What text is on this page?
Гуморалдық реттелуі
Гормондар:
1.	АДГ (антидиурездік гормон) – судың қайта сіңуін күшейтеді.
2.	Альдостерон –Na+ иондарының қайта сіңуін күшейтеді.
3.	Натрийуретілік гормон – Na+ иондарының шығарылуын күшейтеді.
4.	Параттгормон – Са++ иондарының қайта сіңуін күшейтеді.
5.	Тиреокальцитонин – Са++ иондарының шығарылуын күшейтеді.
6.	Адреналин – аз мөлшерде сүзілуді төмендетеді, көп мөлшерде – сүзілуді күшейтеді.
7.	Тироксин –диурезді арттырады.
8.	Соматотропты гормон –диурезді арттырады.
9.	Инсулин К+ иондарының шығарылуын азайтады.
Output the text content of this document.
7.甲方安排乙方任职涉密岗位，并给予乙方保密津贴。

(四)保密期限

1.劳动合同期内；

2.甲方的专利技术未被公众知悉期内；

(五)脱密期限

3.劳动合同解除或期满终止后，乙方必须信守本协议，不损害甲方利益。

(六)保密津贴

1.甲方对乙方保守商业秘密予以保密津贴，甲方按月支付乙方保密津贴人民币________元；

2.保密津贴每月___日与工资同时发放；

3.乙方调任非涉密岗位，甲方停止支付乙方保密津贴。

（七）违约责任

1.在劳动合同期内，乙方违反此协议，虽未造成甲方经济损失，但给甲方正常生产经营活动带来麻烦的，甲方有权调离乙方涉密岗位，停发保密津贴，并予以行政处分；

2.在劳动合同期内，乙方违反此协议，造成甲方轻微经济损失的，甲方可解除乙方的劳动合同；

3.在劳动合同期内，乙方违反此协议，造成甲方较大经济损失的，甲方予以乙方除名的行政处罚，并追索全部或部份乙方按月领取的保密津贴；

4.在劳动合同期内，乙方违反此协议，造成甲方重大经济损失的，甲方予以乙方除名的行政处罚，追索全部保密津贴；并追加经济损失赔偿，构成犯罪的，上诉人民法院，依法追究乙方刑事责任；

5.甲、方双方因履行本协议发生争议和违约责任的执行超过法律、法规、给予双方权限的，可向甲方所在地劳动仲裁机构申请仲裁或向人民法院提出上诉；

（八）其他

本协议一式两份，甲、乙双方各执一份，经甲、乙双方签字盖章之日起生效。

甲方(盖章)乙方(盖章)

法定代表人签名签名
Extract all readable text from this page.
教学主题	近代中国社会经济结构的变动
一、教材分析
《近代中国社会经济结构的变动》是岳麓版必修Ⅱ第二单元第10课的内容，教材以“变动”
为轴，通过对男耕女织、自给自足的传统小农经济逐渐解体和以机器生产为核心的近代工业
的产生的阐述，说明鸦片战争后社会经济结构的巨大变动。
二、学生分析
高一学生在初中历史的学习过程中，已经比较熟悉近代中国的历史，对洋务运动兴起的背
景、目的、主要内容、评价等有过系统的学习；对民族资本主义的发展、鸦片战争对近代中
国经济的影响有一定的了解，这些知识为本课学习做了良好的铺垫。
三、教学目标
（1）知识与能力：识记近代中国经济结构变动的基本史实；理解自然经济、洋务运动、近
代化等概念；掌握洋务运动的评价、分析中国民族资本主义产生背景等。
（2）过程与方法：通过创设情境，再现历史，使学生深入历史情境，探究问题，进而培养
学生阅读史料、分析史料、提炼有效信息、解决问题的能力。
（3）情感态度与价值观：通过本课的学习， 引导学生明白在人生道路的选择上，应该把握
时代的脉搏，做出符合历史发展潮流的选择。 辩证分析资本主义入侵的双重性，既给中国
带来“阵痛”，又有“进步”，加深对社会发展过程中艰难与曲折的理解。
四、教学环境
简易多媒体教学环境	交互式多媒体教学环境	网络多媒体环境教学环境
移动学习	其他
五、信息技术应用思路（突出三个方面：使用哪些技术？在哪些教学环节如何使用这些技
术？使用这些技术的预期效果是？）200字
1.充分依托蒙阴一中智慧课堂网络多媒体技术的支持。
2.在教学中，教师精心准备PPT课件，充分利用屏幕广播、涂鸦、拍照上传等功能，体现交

• What is required
Work out how many lines of the material above contain the word "күшейтеді", then give only that figure.

• Final answer
6